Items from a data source
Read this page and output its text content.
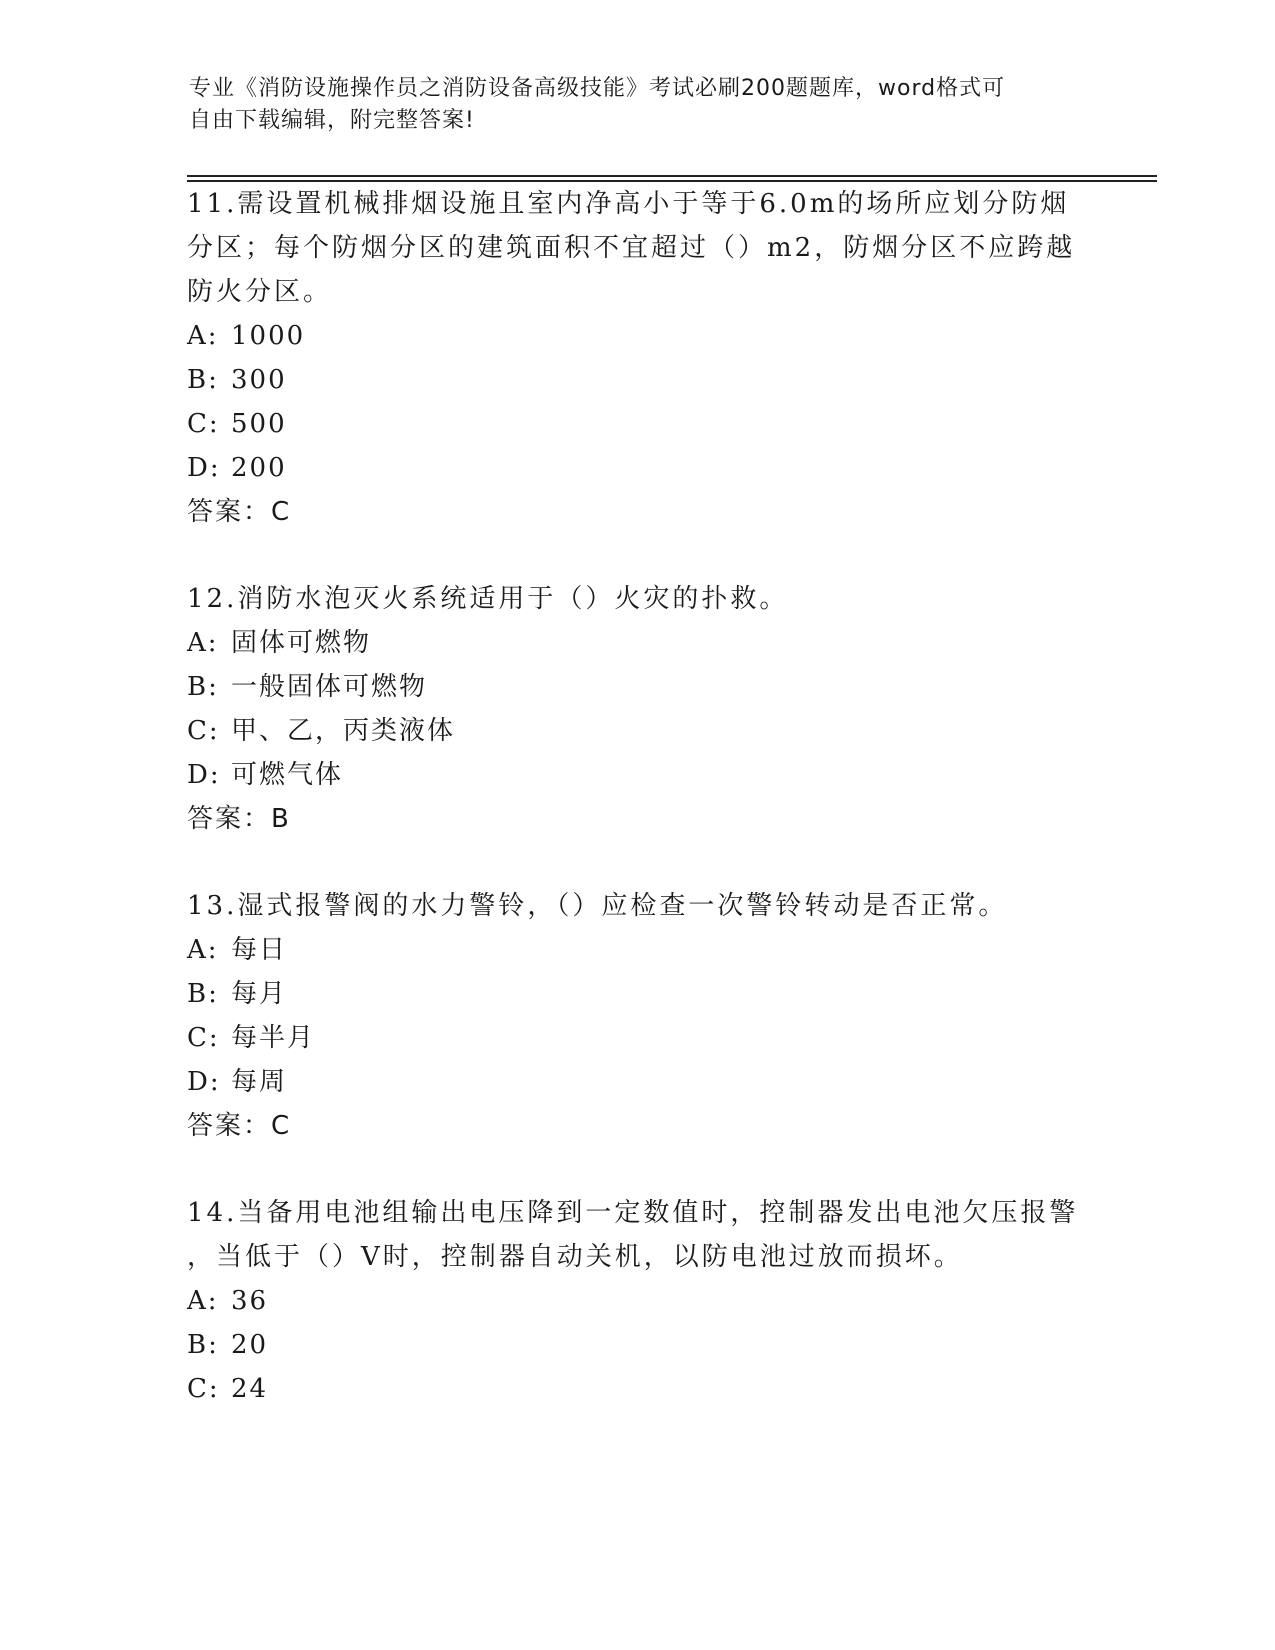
专业《消防设施操作员之消防设备高级技能》考试必刷200题题库，word格式可
自由下载编辑，附完整答案!
11.需设置机械排烟设施且室内净高小于等于6.0m的场所应划分防烟
分区；每个防烟分区的建筑面积不宜超过（）m2，防烟分区不应跨越
防火分区。
A: 1000
B: 300
C: 500
D: 200
答案：C
12.消防水泡灭火系统适用于（）火灾的扑救。
A: 固体可燃物
B: 一般固体可燃物
C: 甲、乙，丙类液体
D: 可燃气体
答案：B
13.湿式报警阀的水力警铃，（）应检查一次警铃转动是否正常。
A: 每日
B: 每月
C: 每半月
D: 每周
答案：C
14.当备用电池组输出电压降到一定数值时，控制器发出电池欠压报警
，当低于（）V时，控制器自动关机，以防电池过放而损坏。
A: 36
B: 20
C: 24
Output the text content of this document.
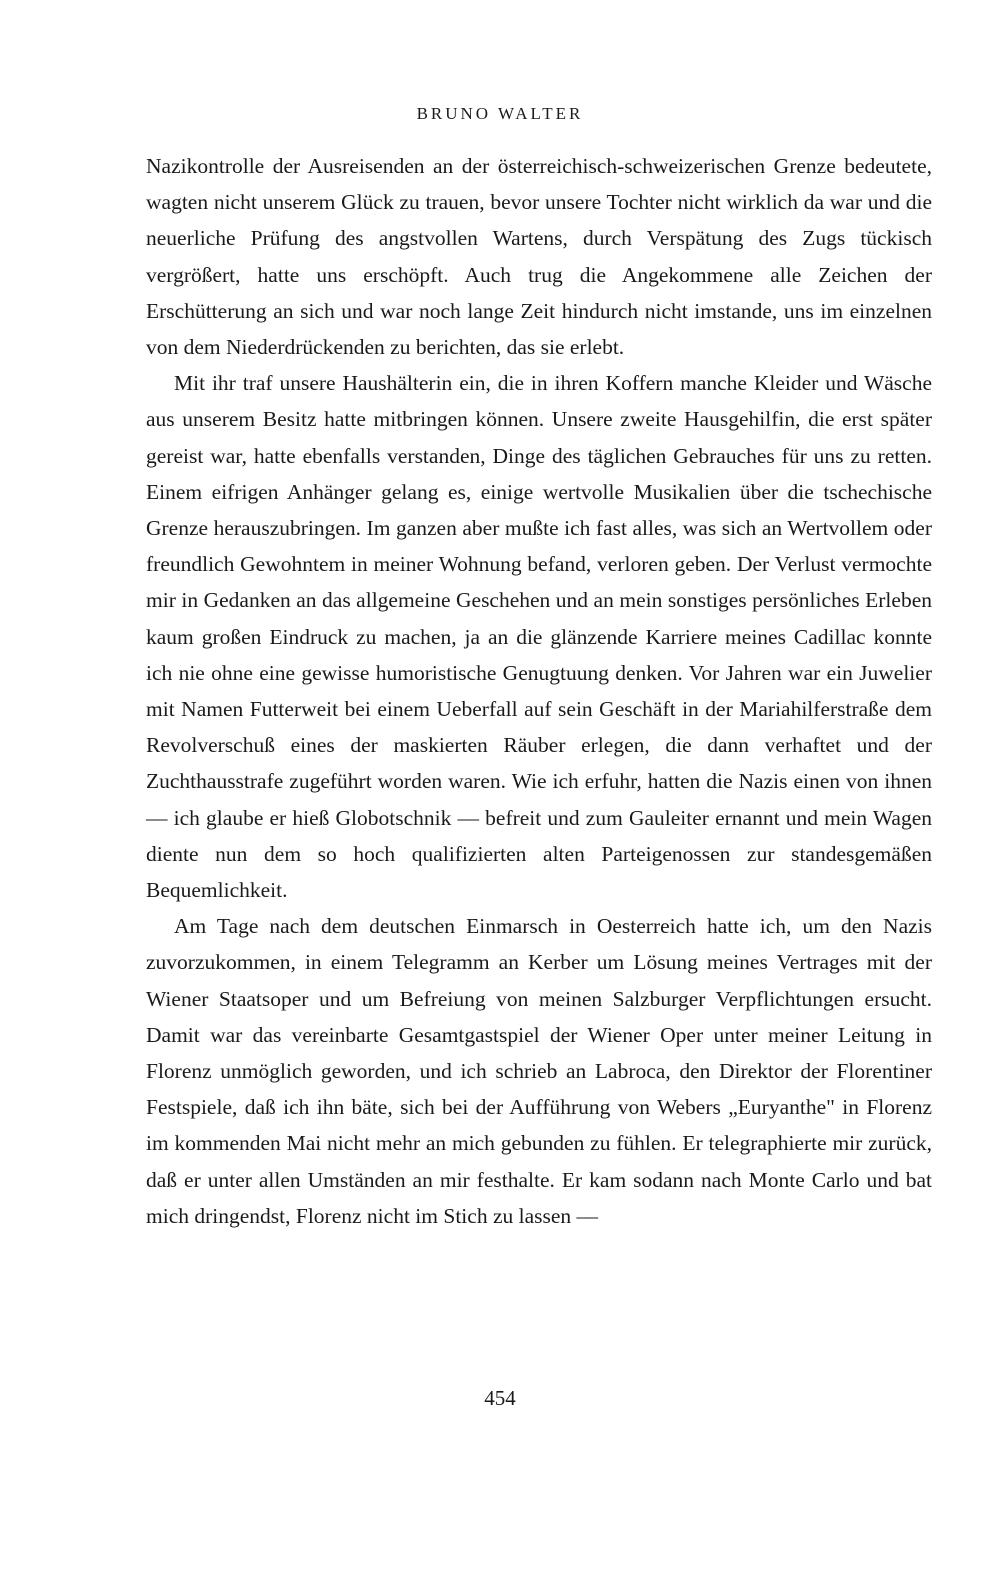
BRUNO WALTER

Nazikontrolle der Ausreisenden an der österreichisch-schweizerischen Grenze bedeutete, wagten nicht unserem Glück zu trauen, bevor unsere Tochter nicht wirklich da war und die neuerliche Prüfung des angstvollen Wartens, durch Verspätung des Zugs tückisch vergrößert, hatte uns erschöpft. Auch trug die Angekommene alle Zeichen der Erschütterung an sich und war noch lange Zeit hindurch nicht imstande, uns im einzelnen von dem Niederdrückenden zu berichten, das sie erlebt.

Mit ihr traf unsere Haushälterin ein, die in ihren Koffern manche Kleider und Wäsche aus unserem Besitz hatte mitbringen können. Unsere zweite Hausgehilfin, die erst später gereist war, hatte ebenfalls verstanden, Dinge des täglichen Gebrauches für uns zu retten. Einem eifrigen Anhänger gelang es, einige wertvolle Musikalien über die tschechische Grenze herauszubringen. Im ganzen aber mußte ich fast alles, was sich an Wertvollem oder freundlich Gewohntem in meiner Wohnung befand, verloren geben. Der Verlust vermochte mir in Gedanken an das allgemeine Geschehen und an mein sonstiges persönliches Erleben kaum großen Eindruck zu machen, ja an die glänzende Karriere meines Cadillac konnte ich nie ohne eine gewisse humoristische Genugtuung denken. Vor Jahren war ein Juwelier mit Namen Futterweit bei einem Ueberfall auf sein Geschäft in der Mariahilferstraße dem Revolverschuß eines der maskierten Räuber erlegen, die dann verhaftet und der Zuchthausstrafe zugeführt worden waren. Wie ich erfuhr, hatten die Nazis einen von ihnen — ich glaube er hieß Globotschnik — befreit und zum Gauleiter ernannt und mein Wagen diente nun dem so hoch qualifizierten alten Parteigenossen zur standesgemäßen Bequemlichkeit.

Am Tage nach dem deutschen Einmarsch in Oesterreich hatte ich, um den Nazis zuvorzukommen, in einem Telegramm an Kerber um Lösung meines Vertrages mit der Wiener Staatsoper und um Befreiung von meinen Salzburger Verpflichtungen ersucht. Damit war das vereinbarte Gesamtgastspiel der Wiener Oper unter meiner Leitung in Florenz unmöglich geworden, und ich schrieb an Labroca, den Direktor der Florentiner Festspiele, daß ich ihn bäte, sich bei der Aufführung von Webers „Euryanthe" in Florenz im kommenden Mai nicht mehr an mich gebunden zu fühlen. Er telegraphierte mir zurück, daß er unter allen Umständen an mir festhalte. Er kam sodann nach Monte Carlo und bat mich dringendst, Florenz nicht im Stich zu lassen —

454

STATED PROBLEM> Track down every line of the material containing the string "Grenze", and copy it.

REPLY TO THE TASK>
Nazikontrolle der Ausreisenden an der österreichisch-schweizerischen Grenze bedeutete, wagten nicht unserem Glück zu trauen, bevor unsere Tochter nicht wirklich da war und die neuerliche Prüfung des angstvollen Wartens, durch Verspätung des Zugs tückisch vergrößert, hatte uns erschöpft. Auch trug die Angekommene alle Zeichen der Erschütterung an sich und war noch lange Zeit hindurch nicht imstande, uns im einzelnen von dem Niederdrückenden zu berichten, das sie erlebt.
Mit ihr traf unsere Haushälterin ein, die in ihren Koffern manche Kleider und Wäsche aus unserem Besitz hatte mitbringen können. Unsere zweite Hausgehilfin, die erst später gereist war, hatte ebenfalls verstanden, Dinge des täglichen Gebrauches für uns zu retten. Einem eifrigen Anhänger gelang es, einige wertvolle Musikalien über die tschechische Grenze herauszubringen. Im ganzen aber mußte ich fast alles, was sich an Wertvollem oder freundlich Gewohntem in meiner Wohnung befand, verloren geben. Der Verlust vermochte mir in Gedanken an das allgemeine Geschehen und an mein sonstiges persönliches Erleben kaum großen Eindruck zu machen, ja an die glänzende Karriere meines Cadillac konnte ich nie ohne eine gewisse humoristische Genugtuung denken. Vor Jahren war ein Juwelier mit Namen Futterweit bei einem Ueberfall auf sein Geschäft in der Mariahilferstraße dem Revolverschuß eines der maskierten Räuber erlegen, die dann verhaftet und der Zuchthausstrafe zugeführt worden waren. Wie ich erfuhr, hatten die Nazis einen von ihnen — ich glaube er hieß Globotschnik — befreit und zum Gauleiter ernannt und mein Wagen diente nun dem so hoch qualifizierten alten Parteigenossen zur standesgemäßen Bequemlichkeit.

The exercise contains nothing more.